◆ What to work on: All records are to be retyped faithfully and completely.

◆ Data in this exercise:
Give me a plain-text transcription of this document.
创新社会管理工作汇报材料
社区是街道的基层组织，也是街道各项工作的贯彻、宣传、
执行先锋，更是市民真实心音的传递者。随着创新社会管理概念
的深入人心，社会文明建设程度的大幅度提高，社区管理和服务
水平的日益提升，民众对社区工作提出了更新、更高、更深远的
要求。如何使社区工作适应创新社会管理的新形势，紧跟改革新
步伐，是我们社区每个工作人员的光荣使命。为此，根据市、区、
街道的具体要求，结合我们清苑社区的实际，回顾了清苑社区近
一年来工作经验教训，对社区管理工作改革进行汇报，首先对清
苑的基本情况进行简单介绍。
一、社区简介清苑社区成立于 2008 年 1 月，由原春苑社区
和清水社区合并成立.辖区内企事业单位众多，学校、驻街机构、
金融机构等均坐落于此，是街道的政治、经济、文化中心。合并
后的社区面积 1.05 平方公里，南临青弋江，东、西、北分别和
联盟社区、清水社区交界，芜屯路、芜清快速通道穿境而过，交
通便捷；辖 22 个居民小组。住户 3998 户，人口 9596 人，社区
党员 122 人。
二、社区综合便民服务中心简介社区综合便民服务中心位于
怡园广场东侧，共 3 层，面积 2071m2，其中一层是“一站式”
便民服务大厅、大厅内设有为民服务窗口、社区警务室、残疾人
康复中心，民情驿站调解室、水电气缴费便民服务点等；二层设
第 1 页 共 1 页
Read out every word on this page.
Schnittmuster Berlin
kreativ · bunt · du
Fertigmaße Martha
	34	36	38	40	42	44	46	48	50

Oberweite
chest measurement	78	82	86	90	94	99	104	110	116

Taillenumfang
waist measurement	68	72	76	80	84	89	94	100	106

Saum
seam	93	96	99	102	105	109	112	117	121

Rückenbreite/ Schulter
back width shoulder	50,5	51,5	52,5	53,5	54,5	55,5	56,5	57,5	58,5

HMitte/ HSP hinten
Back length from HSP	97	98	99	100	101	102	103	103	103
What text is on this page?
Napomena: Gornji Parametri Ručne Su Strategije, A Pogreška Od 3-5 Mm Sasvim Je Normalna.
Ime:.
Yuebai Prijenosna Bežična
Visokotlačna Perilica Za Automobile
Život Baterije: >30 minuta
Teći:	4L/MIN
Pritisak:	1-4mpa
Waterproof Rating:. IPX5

◆ Solution for this problem:
Give me a plain-text transcription of this document.
创新社会管理工作汇报材料
社区是街道的基层组织，也是街道各项工作的贯彻、宣传、
执行先锋，更是市民真实心音的传递者。随着创新社会管理概念
的深入人心，社会文明建设程度的大幅度提高，社区管理和服务
水平的日益提升，民众对社区工作提出了更新、更高、更深远的
要求。如何使社区工作适应创新社会管理的新形势，紧跟改革新
步伐，是我们社区每个工作人员的光荣使命。为此，根据市、区、
街道的具体要求，结合我们清苑社区的实际，回顾了清苑社区近
一年来工作经验教训，对社区管理工作改革进行汇报，首先对清
苑的基本情况进行简单介绍。
一、社区简介清苑社区成立于 2008 年 1 月，由原春苑社区
和清水社区合并成立.辖区内企事业单位众多，学校、驻街机构、
金融机构等均坐落于此，是街道的政治、经济、文化中心。合并
后的社区面积 1.05 平方公里，南临青弋江，东、西、北分别和
联盟社区、清水社区交界，芜屯路、芜清快速通道穿境而过，交
通便捷；辖 22 个居民小组。住户 3998 户，人口 9596 人，社区
党员 122 人。
二、社区综合便民服务中心简介社区综合便民服务中心位于
怡园广场东侧，共 3 层，面积 2071m2，其中一层是“一站式”
便民服务大厅、大厅内设有为民服务窗口、社区警务室、残疾人
康复中心，民情驿站调解室、水电气缴费便民服务点等；二层设
第 1 页 共 1 页
Read out every word on this page.
Schnittmuster Berlin
kreativ · bunt · du
Fertigmaße Martha
	34	36	38	40	42	44	46	48	50

Oberweite
chest measurement	78	82	86	90	94	99	104	110	116

Taillenumfang
waist measurement	68	72	76	80	84	89	94	100	106

Saum
seam	93	96	99	102	105	109	112	117	121

Rückenbreite/ Schulter
back width shoulder	50,5	51,5	52,5	53,5	54,5	55,5	56,5	57,5	58,5

HMitte/ HSP hinten
Back length from HSP	97	98	99	100	101	102	103	103	103
What text is on this page?
Napomena: Gornji Parametri Ručne Su Strategije, A Pogreška Od 3-5 Mm Sasvim Je Normalna.
Ime:.
Yuebai Prijenosna Bežična
Visokotlačna Perilica Za Automobile
Život Baterije: >30 minuta
Teći:	4L/MIN
Pritisak:	1-4mpa
Waterproof Rating:. IPX5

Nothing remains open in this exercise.